**What is being asked**
Nothing may be dropped or altered: reproduce all the data.

**Given information**

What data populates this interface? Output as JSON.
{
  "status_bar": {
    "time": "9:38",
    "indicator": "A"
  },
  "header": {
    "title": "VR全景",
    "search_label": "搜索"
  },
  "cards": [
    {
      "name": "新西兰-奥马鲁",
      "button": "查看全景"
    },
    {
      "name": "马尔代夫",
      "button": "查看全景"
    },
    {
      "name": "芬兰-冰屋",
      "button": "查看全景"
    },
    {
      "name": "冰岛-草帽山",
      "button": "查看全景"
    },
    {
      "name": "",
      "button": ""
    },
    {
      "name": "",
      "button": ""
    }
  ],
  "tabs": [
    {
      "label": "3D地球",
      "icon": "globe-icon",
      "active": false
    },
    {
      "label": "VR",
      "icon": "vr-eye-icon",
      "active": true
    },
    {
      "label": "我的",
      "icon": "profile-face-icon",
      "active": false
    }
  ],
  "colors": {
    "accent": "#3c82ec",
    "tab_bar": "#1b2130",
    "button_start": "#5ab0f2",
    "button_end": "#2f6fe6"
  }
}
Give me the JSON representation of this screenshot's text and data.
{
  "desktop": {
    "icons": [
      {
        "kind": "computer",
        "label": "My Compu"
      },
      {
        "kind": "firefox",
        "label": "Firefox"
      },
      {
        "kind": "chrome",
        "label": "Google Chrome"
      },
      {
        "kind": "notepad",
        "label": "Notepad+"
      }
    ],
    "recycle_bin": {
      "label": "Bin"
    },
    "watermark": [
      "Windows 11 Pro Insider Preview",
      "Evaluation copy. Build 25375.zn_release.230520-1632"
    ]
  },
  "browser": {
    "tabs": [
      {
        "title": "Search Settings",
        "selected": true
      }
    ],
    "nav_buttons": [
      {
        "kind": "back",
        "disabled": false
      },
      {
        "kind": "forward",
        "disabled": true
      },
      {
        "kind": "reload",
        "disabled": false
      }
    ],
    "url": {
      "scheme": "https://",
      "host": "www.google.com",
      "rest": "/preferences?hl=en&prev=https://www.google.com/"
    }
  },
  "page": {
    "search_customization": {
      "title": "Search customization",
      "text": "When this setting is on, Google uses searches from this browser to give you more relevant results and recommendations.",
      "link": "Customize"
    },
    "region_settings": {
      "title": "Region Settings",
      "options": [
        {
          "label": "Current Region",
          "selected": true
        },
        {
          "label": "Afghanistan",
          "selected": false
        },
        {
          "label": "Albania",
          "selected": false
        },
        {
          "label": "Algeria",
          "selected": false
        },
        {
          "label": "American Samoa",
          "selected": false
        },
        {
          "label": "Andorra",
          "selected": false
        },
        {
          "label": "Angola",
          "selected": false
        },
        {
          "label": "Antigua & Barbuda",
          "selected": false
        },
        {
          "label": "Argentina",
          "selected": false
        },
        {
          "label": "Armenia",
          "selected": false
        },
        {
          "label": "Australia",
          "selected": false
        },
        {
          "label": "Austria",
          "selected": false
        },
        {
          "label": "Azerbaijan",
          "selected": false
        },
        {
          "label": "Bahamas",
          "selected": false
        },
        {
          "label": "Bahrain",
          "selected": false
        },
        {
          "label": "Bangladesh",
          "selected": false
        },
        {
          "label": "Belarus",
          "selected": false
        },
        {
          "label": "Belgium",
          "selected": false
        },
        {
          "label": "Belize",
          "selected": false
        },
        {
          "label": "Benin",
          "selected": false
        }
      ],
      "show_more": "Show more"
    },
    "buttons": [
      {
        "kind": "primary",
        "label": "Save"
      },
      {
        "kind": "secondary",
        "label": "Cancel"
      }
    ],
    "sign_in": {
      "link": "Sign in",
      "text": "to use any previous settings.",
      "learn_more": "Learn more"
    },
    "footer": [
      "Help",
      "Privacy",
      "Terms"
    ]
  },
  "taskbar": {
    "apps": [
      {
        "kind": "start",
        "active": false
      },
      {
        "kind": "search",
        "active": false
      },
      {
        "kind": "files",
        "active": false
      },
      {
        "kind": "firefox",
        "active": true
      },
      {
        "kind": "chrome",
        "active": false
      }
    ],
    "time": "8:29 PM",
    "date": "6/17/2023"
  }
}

**Result**
What data populates this interface? Output as JSON.
{
  "status_bar": {
    "time": "9:38",
    "indicator": "A"
  },
  "header": {
    "title": "VR全景",
    "search_label": "搜索"
  },
  "cards": [
    {
      "name": "新西兰-奥马鲁",
      "button": "查看全景"
    },
    {
      "name": "马尔代夫",
      "button": "查看全景"
    },
    {
      "name": "芬兰-冰屋",
      "button": "查看全景"
    },
    {
      "name": "冰岛-草帽山",
      "button": "查看全景"
    },
    {
      "name": "",
      "button": ""
    },
    {
      "name": "",
      "button": ""
    }
  ],
  "tabs": [
    {
      "label": "3D地球",
      "icon": "globe-icon",
      "active": false
    },
    {
      "label": "VR",
      "icon": "vr-eye-icon",
      "active": true
    },
    {
      "label": "我的",
      "icon": "profile-face-icon",
      "active": false
    }
  ],
  "colors": {
    "accent": "#3c82ec",
    "tab_bar": "#1b2130",
    "button_start": "#5ab0f2",
    "button_end": "#2f6fe6"
  }
}
Give me the JSON representation of this screenshot's text and data.
{
  "desktop": {
    "icons": [
      {
        "kind": "computer",
        "label": "My Compu"
      },
      {
        "kind": "firefox",
        "label": "Firefox"
      },
      {
        "kind": "chrome",
        "label": "Google Chrome"
      },
      {
        "kind": "notepad",
        "label": "Notepad+"
      }
    ],
    "recycle_bin": {
      "label": "Bin"
    },
    "watermark": [
      "Windows 11 Pro Insider Preview",
      "Evaluation copy. Build 25375.zn_release.230520-1632"
    ]
  },
  "browser": {
    "tabs": [
      {
        "title": "Search Settings",
        "selected": true
      }
    ],
    "nav_buttons": [
      {
        "kind": "back",
        "disabled": false
      },
      {
        "kind": "forward",
        "disabled": true
      },
      {
        "kind": "reload",
        "disabled": false
      }
    ],
    "url": {
      "scheme": "https://",
      "host": "www.google.com",
      "rest": "/preferences?hl=en&prev=https://www.google.com/"
    }
  },
  "page": {
    "search_customization": {
      "title": "Search customization",
      "text": "When this setting is on, Google uses searches from this browser to give you more relevant results and recommendations.",
      "link": "Customize"
    },
    "region_settings": {
      "title": "Region Settings",
      "options": [
        {
          "label": "Current Region",
          "selected": true
        },
        {
          "label": "Afghanistan",
          "selected": false
        },
        {
          "label": "Albania",
          "selected": false
        },
        {
          "label": "Algeria",
          "selected": false
        },
        {
          "label": "American Samoa",
          "selected": false
        },
        {
          "label": "Andorra",
          "selected": false
        },
        {
          "label": "Angola",
          "selected": false
        },
        {
          "label": "Antigua & Barbuda",
          "selected": false
        },
        {
          "label": "Argentina",
          "selected": false
        },
        {
          "label": "Armenia",
          "selected": false
        },
        {
          "label": "Australia",
          "selected": false
        },
        {
          "label": "Austria",
          "selected": false
        },
        {
          "label": "Azerbaijan",
          "selected": false
        },
        {
          "label": "Bahamas",
          "selected": false
        },
        {
          "label": "Bahrain",
          "selected": false
        },
        {
          "label": "Bangladesh",
          "selected": false
        },
        {
          "label": "Belarus",
          "selected": false
        },
        {
          "label": "Belgium",
          "selected": false
        },
        {
          "label": "Belize",
          "selected": false
        },
        {
          "label": "Benin",
          "selected": false
        }
      ],
      "show_more": "Show more"
    },
    "buttons": [
      {
        "kind": "primary",
        "label": "Save"
      },
      {
        "kind": "secondary",
        "label": "Cancel"
      }
    ],
    "sign_in": {
      "link": "Sign in",
      "text": "to use any previous settings.",
      "learn_more": "Learn more"
    },
    "footer": [
      "Help",
      "Privacy",
      "Terms"
    ]
  },
  "taskbar": {
    "apps": [
      {
        "kind": "start",
        "active": false
      },
      {
        "kind": "search",
        "active": false
      },
      {
        "kind": "files",
        "active": false
      },
      {
        "kind": "firefox",
        "active": true
      },
      {
        "kind": "chrome",
        "active": false
      }
    ],
    "time": "8:29 PM",
    "date": "6/17/2023"
  }
}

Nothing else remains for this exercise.